THE EXERCISE = Lines containing the word "heart" should be extracted in full.
------
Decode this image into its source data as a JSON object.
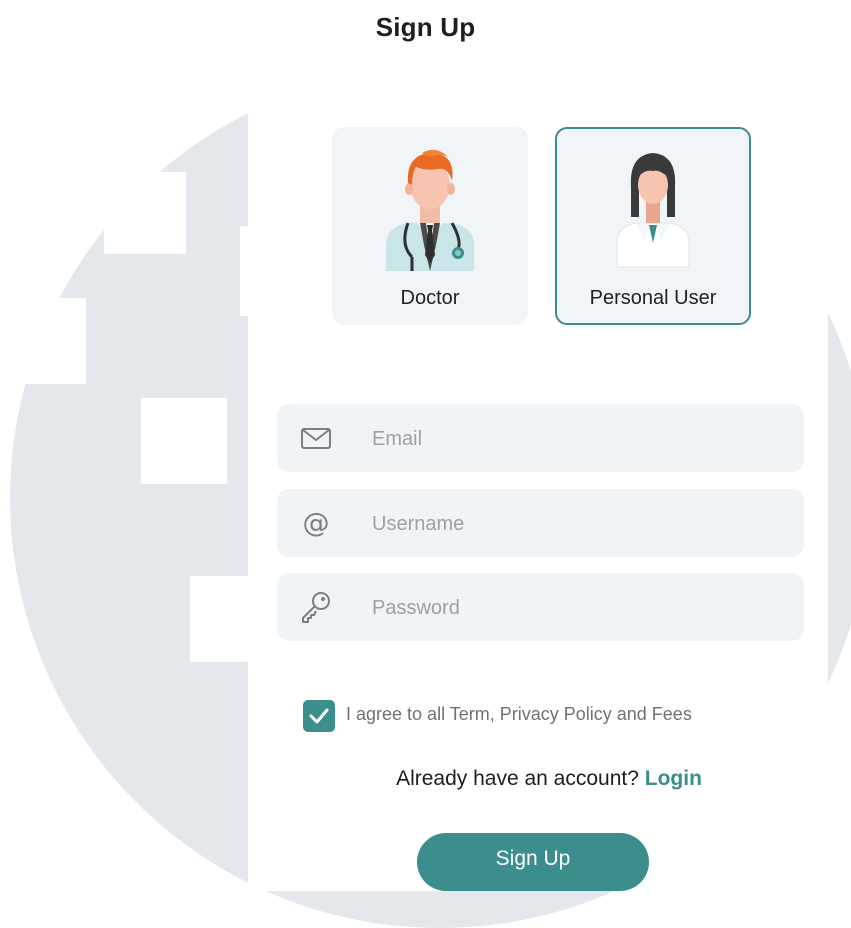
{
  "header": {
    "title": "Sign Up"
  },
  "roles": [
    {
      "label": "Doctor",
      "selected": false,
      "icon": "doctor-avatar-icon"
    },
    {
      "label": "Personal User",
      "selected": true,
      "icon": "personal-user-avatar-icon"
    }
  ],
  "form": {
    "email": {
      "placeholder": "Email",
      "value": "",
      "icon": "envelope-icon"
    },
    "username": {
      "placeholder": "Username",
      "value": "",
      "icon": "at-sign-icon"
    },
    "password": {
      "placeholder": "Password",
      "value": "",
      "icon": "key-icon"
    }
  },
  "terms": {
    "checked": true,
    "label": "I agree to all Term, Privacy Policy and Fees"
  },
  "login": {
    "prompt": "Already have an account?",
    "link_label": "Login"
  },
  "actions": {
    "signup_label": "Sign Up"
  },
  "colors": {
    "accent": "#3b8e8c",
    "field_bg": "#f1f4f6",
    "background_circle": "#e4e8ed",
    "text_dark": "#1d1d22",
    "placeholder": "#9ca1a6"
  }
}
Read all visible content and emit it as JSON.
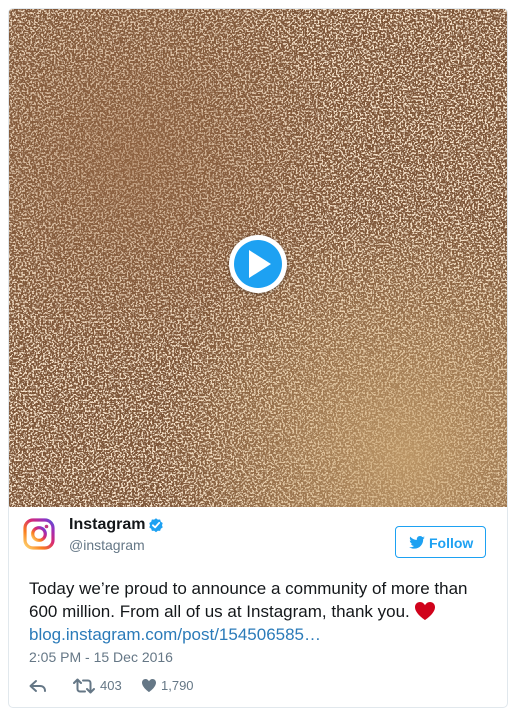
{
  "media": {
    "type": "video",
    "play_icon": "play-icon"
  },
  "author": {
    "name": "Instagram",
    "handle": "@instagram",
    "verified_icon": "verified-badge-icon",
    "avatar_icon": "instagram-logo-icon"
  },
  "follow": {
    "label": "Follow",
    "icon": "twitter-bird-icon"
  },
  "tweet": {
    "text_line": "Today we’re proud to announce a community of more than 600 million. From all of us at Instagram, thank you.",
    "emoji": "heart-emoji-icon",
    "link": "blog.instagram.com/post/154506585…",
    "timestamp": "2:05 PM - 15 Dec 2016"
  },
  "actions": {
    "reply_icon": "reply-icon",
    "retweet_icon": "retweet-icon",
    "retweet_count": "403",
    "like_icon": "heart-icon",
    "like_count": "1,790"
  },
  "colors": {
    "accent": "#1da1f2",
    "link": "#2b7bb9",
    "muted": "#657786",
    "text": "#14171a",
    "heart": "#e0245e",
    "border": "#e1e8ed"
  }
}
------
WRITTEN ANSWER =
    "emoji": "heart-emoji-icon",
    "like_icon": "heart-icon",
    "heart": "#e0245e",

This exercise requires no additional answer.